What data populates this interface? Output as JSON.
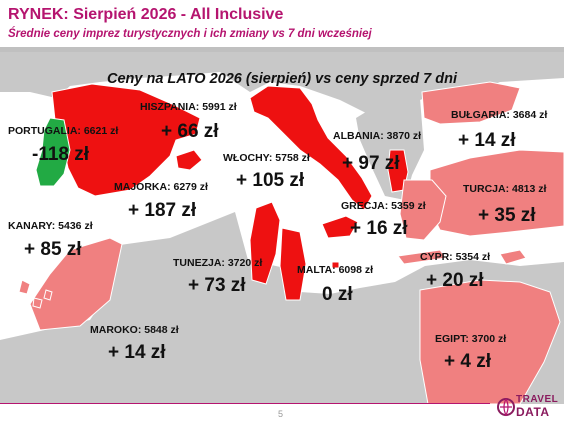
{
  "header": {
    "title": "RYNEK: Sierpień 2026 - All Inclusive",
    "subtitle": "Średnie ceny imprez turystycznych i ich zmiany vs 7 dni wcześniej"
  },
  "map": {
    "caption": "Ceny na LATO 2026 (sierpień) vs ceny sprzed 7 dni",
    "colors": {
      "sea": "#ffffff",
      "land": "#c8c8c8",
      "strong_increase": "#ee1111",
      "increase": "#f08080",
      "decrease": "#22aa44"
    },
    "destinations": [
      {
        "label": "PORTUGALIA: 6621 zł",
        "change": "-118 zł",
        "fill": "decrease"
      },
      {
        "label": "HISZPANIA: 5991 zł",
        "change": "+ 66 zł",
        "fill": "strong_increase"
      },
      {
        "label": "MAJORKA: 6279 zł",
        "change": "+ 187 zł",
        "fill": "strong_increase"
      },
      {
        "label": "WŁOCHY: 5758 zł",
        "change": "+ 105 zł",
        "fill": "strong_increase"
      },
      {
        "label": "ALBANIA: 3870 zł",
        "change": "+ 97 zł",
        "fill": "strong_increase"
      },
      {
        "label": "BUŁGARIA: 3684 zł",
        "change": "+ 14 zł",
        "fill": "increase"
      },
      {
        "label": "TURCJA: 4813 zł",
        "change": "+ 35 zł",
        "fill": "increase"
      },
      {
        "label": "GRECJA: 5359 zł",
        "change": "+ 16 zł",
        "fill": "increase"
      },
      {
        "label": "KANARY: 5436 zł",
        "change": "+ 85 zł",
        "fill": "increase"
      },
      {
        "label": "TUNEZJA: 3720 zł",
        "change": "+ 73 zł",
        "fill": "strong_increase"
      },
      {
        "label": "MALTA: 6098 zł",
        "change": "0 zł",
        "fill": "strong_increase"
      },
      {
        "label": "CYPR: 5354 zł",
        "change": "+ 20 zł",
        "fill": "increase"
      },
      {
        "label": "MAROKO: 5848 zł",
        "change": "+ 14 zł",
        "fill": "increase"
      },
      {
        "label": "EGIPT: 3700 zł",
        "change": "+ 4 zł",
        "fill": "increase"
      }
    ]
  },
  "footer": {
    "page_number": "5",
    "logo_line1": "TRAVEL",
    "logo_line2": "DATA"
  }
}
######
* GOAL
Copy out all the records exactly, excluding pictures.

* CORRECT RESULT
What data populates this interface? Output as JSON.
{
  "header": {
    "title": "RYNEK: Sierpień 2026 - All Inclusive",
    "subtitle": "Średnie ceny imprez turystycznych i ich zmiany vs 7 dni wcześniej"
  },
  "map": {
    "caption": "Ceny na LATO 2026 (sierpień) vs ceny sprzed 7 dni",
    "colors": {
      "sea": "#ffffff",
      "land": "#c8c8c8",
      "strong_increase": "#ee1111",
      "increase": "#f08080",
      "decrease": "#22aa44"
    },
    "destinations": [
      {
        "label": "PORTUGALIA: 6621 zł",
        "change": "-118 zł",
        "fill": "decrease"
      },
      {
        "label": "HISZPANIA: 5991 zł",
        "change": "+ 66 zł",
        "fill": "strong_increase"
      },
      {
        "label": "MAJORKA: 6279 zł",
        "change": "+ 187 zł",
        "fill": "strong_increase"
      },
      {
        "label": "WŁOCHY: 5758 zł",
        "change": "+ 105 zł",
        "fill": "strong_increase"
      },
      {
        "label": "ALBANIA: 3870 zł",
        "change": "+ 97 zł",
        "fill": "strong_increase"
      },
      {
        "label": "BUŁGARIA: 3684 zł",
        "change": "+ 14 zł",
        "fill": "increase"
      },
      {
        "label": "TURCJA: 4813 zł",
        "change": "+ 35 zł",
        "fill": "increase"
      },
      {
        "label": "GRECJA: 5359 zł",
        "change": "+ 16 zł",
        "fill": "increase"
      },
      {
        "label": "KANARY: 5436 zł",
        "change": "+ 85 zł",
        "fill": "increase"
      },
      {
        "label": "TUNEZJA: 3720 zł",
        "change": "+ 73 zł",
        "fill": "strong_increase"
      },
      {
        "label": "MALTA: 6098 zł",
        "change": "0 zł",
        "fill": "strong_increase"
      },
      {
        "label": "CYPR: 5354 zł",
        "change": "+ 20 zł",
        "fill": "increase"
      },
      {
        "label": "MAROKO: 5848 zł",
        "change": "+ 14 zł",
        "fill": "increase"
      },
      {
        "label": "EGIPT: 3700 zł",
        "change": "+ 4 zł",
        "fill": "increase"
      }
    ]
  },
  "footer": {
    "page_number": "5",
    "logo_line1": "TRAVEL",
    "logo_line2": "DATA"
  }
}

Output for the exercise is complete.